• _WHAT TO PRODUCE_:
Can the lines below, from the one that holds "What does this" to the very end, be echoed exactly, with both ends included and no pictures?
+===+
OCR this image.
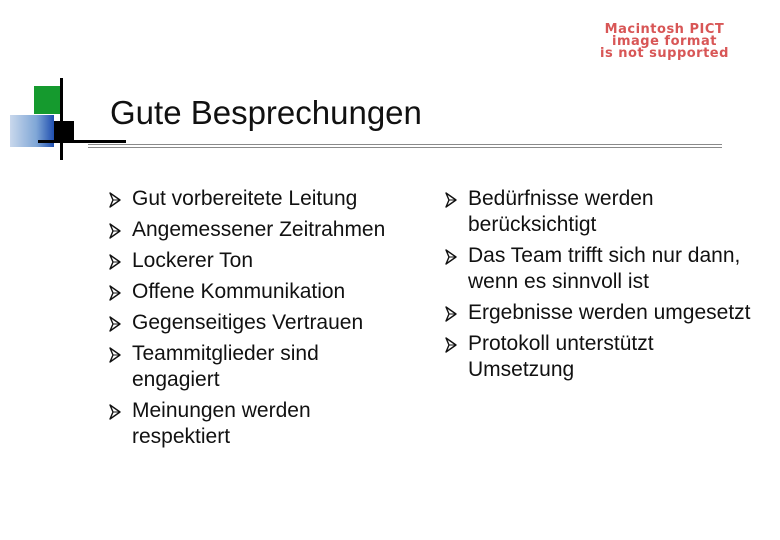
Macintosh PICT
image format
is not supported
Gute Besprechungen
Gut vorbereitete Leitung
Angemessener Zeitrahmen
Lockerer Ton
Offene Kommunikation
Gegenseitiges Vertrauen
Teammitglieder sind engagiert
Meinungen werden respektiert
Bedürfnisse werden berücksichtigt
Das Team trifft sich nur dann, wenn es sinnvoll ist
Ergebnisse werden umgesetzt
Protokoll unterstützt Umsetzung
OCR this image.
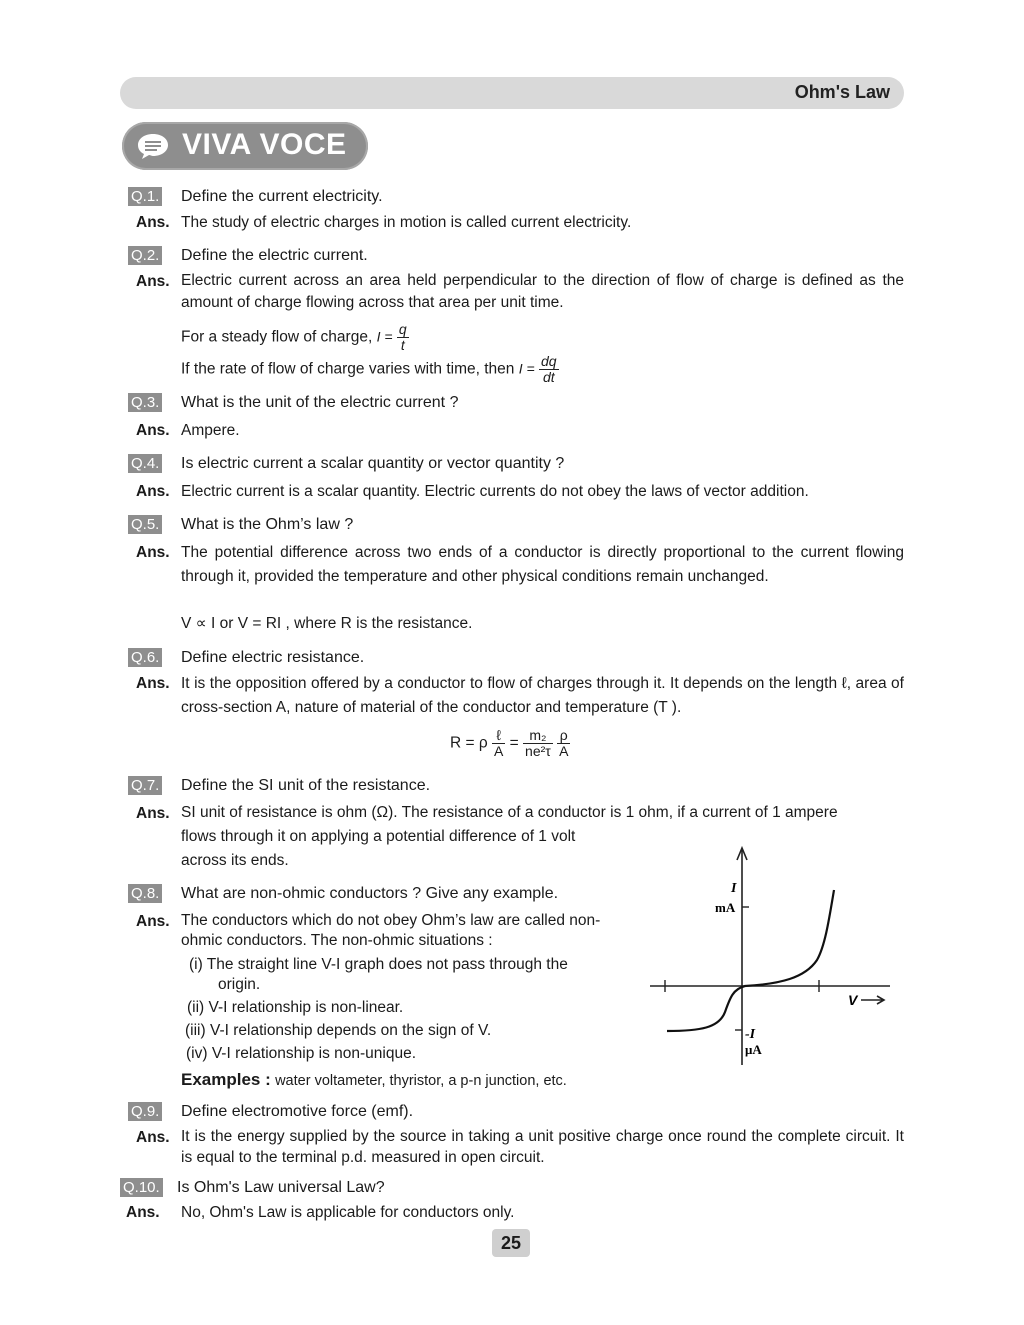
Ohm's Law
VIVA VOCE
Q.1. Define the current electricity.
Ans. The study of electric charges in motion is called current electricity.
Q.2. Define the electric current.
Ans. Electric current across an area held perpendicular to the direction of flow of charge is defined as the amount of charge flowing across that area per unit time.
For a steady flow of charge, $I = \frac{q}{t}$
If the rate of flow of charge varies with time, then $I = \frac{dq}{dt}$
Q.3. What is the unit of the electric current ?
Ans. Ampere.
Q.4. Is electric current a scalar quantity or vector quantity ?
Ans. Electric current is a scalar quantity. Electric currents do not obey the laws of vector addition.
Q.5. What is the Ohm’s law ?
Ans. The potential difference across two ends of a conductor is directly proportional to the current flowing through it, provided the temperature and other physical conditions remain unchanged.
V ∝ I or V = RI , where R is the resistance.
Q.6. Define electric resistance.
Ans. It is the opposition offered by a conductor to flow of charges through it. It depends on the length ℓ, area of cross-section A, nature of material of the conductor and temperature (T ).
R = ρ $\frac{\text{ℓ}}{A} = \frac{\text{m₂}}{\text{ne²τ}}$
$\frac{\rho}{A}$
Q.7. Define the SI unit of the resistance.
Ans. SI unit of resistance is ohm (Ω). The resistance of a conductor is 1 ohm, if a current of 1 ampere
flows through it on applying a potential difference of 1 volt
across its ends.
Q.8. What are non-ohmic conductors ? Give any example.
Ans. The conductors which do not obey Ohm’s law are called non-
ohmic conductors. The non-ohmic situations :
(i) The straight line V-I graph does not pass through the
origin.
(ii) V-I relationship is non-linear.
(iii) V-I relationship depends on the sign of V.
(iv) V-I relationship is non-unique.
Examples : water voltameter, thyristor, a p-n junction, etc.
I
mA
-I
μA
V
Q.9. Define electromotive force (emf).
Ans. It is the energy supplied by the source in taking a unit positive charge once round the complete circuit. It is equal to the terminal p.d. measured in open circuit.
Q.10. Is Ohm's Law universal Law?
Ans. No, Ohm's Law is applicable for conductors only.
25
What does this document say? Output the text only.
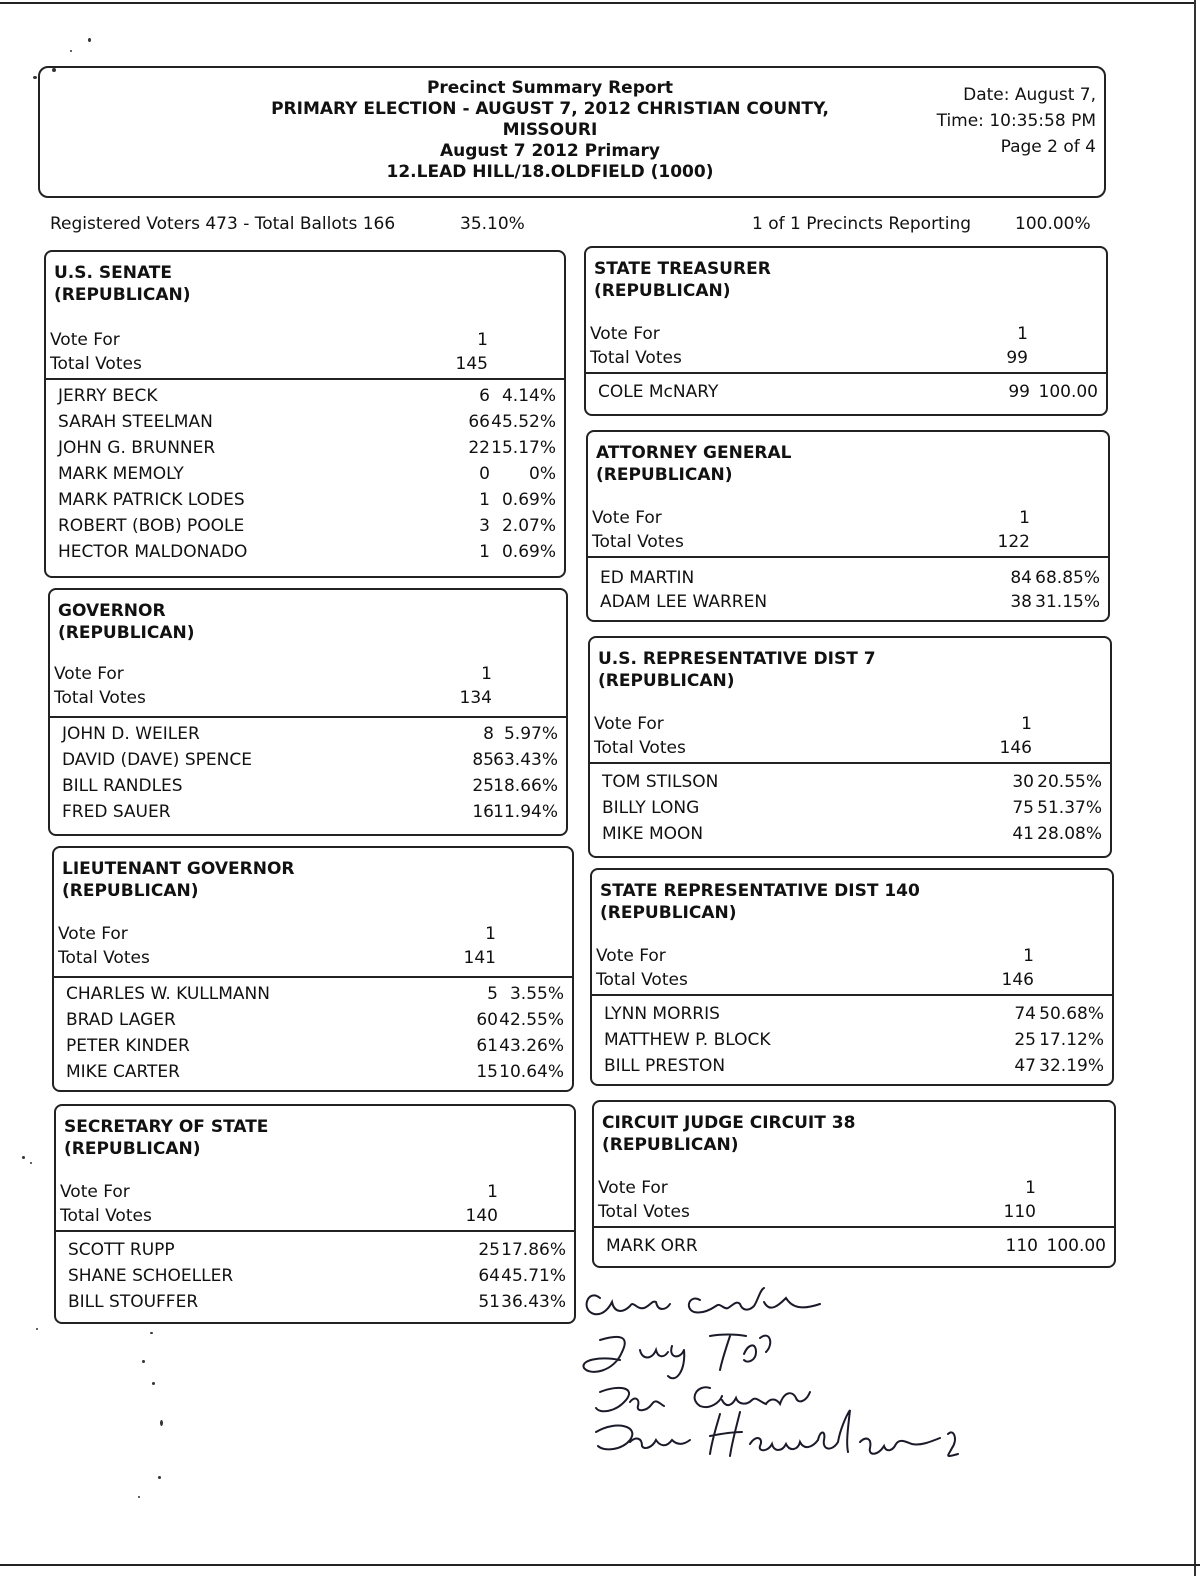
Precinct Summary Report
PRIMARY ELECTION - AUGUST 7, 2012 CHRISTIAN COUNTY,
MISSOURI
August 7 2012 Primary
12.LEAD HILL/18.OLDFIELD (1000)
Date: August 7,
Time: 10:35:58 PM
Page 2 of 4
Registered Voters 473 - Total Ballots 166	35.10%	1 of 1 Precincts Reporting	100.00%
U.S. SENATE
(REPUBLICAN)
Vote For	1
Total Votes	145
JERRY BECK	6 4.14%
SARAH STEELMAN	66 45.52%
JOHN G. BRUNNER	22 15.17%
MARK MEMOLY	0	0%
MARK PATRICK LODES	1 0.69%
ROBERT (BOB) POOLE	3 2.07%
HECTOR MALDONADO	1 0.69%
GOVERNOR
(REPUBLICAN)
Vote For	1
Total Votes	134
JOHN D. WEILER	8 5.97%
DAVID (DAVE) SPENCE	85 63.43%
BILL RANDLES	25 18.66%
FRED SAUER	16 11.94%
LIEUTENANT GOVERNOR
(REPUBLICAN)
Vote For	1
Total Votes	141
CHARLES W. KULLMANN	5 3.55%
BRAD LAGER	60 42.55%
PETER KINDER	61 43.26%
MIKE CARTER	15 10.64%
SECRETARY OF STATE
(REPUBLICAN)
Vote For	1
Total Votes	140
SCOTT RUPP	25 17.86%
SHANE SCHOELLER	64 45.71%
BILL STOUFFER	51 36.43%
STATE TREASURER
(REPUBLICAN)
Vote For	1
Total Votes	99
COLE McNARY	99 100.00
ATTORNEY GENERAL
(REPUBLICAN)
Vote For	1
Total Votes	122
ED MARTIN	84 68.85%
ADAM LEE WARREN	38 31.15%
U.S. REPRESENTATIVE DIST 7
(REPUBLICAN)
Vote For	1
Total Votes	146
TOM STILSON	30 20.55%
BILLY LONG	75 51.37%
MIKE MOON	41 28.08%
STATE REPRESENTATIVE DIST 140
(REPUBLICAN)
Vote For	1
Total Votes	146
LYNN MORRIS	74 50.68%
MATTHEW P. BLOCK	25 17.12%
BILL PRESTON	47 32.19%
CIRCUIT JUDGE CIRCUIT 38
(REPUBLICAN)
Vote For	1
Total Votes	110
MARK ORR	110 100.00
+===+
• _RESPONSE_:
What does this document say? Output the text only.
Precinct Summary Report
PRIMARY ELECTION - AUGUST 7, 2012 CHRISTIAN COUNTY,
MISSOURI
August 7 2012 Primary
12.LEAD HILL/18.OLDFIELD (1000)
Date: August 7,
Time: 10:35:58 PM
Page 2 of 4
Registered Voters 473 - Total Ballots 166	35.10%	1 of 1 Precincts Reporting	100.00%
U.S. SENATE
(REPUBLICAN)
Vote For	1
Total Votes	145
JERRY BECK	6 4.14%
SARAH STEELMAN	66 45.52%
JOHN G. BRUNNER	22 15.17%
MARK MEMOLY	0	0%
MARK PATRICK LODES	1 0.69%
ROBERT (BOB) POOLE	3 2.07%
HECTOR MALDONADO	1 0.69%
GOVERNOR
(REPUBLICAN)
Vote For	1
Total Votes	134
JOHN D. WEILER	8 5.97%
DAVID (DAVE) SPENCE	85 63.43%
BILL RANDLES	25 18.66%
FRED SAUER	16 11.94%
LIEUTENANT GOVERNOR
(REPUBLICAN)
Vote For	1
Total Votes	141
CHARLES W. KULLMANN	5 3.55%
BRAD LAGER	60 42.55%
PETER KINDER	61 43.26%
MIKE CARTER	15 10.64%
SECRETARY OF STATE
(REPUBLICAN)
Vote For	1
Total Votes	140
SCOTT RUPP	25 17.86%
SHANE SCHOELLER	64 45.71%
BILL STOUFFER	51 36.43%
STATE TREASURER
(REPUBLICAN)
Vote For	1
Total Votes	99
COLE McNARY	99 100.00
ATTORNEY GENERAL
(REPUBLICAN)
Vote For	1
Total Votes	122
ED MARTIN	84 68.85%
ADAM LEE WARREN	38 31.15%
U.S. REPRESENTATIVE DIST 7
(REPUBLICAN)
Vote For	1
Total Votes	146
TOM STILSON	30 20.55%
BILLY LONG	75 51.37%
MIKE MOON	41 28.08%
STATE REPRESENTATIVE DIST 140
(REPUBLICAN)
Vote For	1
Total Votes	146
LYNN MORRIS	74 50.68%
MATTHEW P. BLOCK	25 17.12%
BILL PRESTON	47 32.19%
CIRCUIT JUDGE CIRCUIT 38
(REPUBLICAN)
Vote For	1
Total Votes	110
MARK ORR	110 100.00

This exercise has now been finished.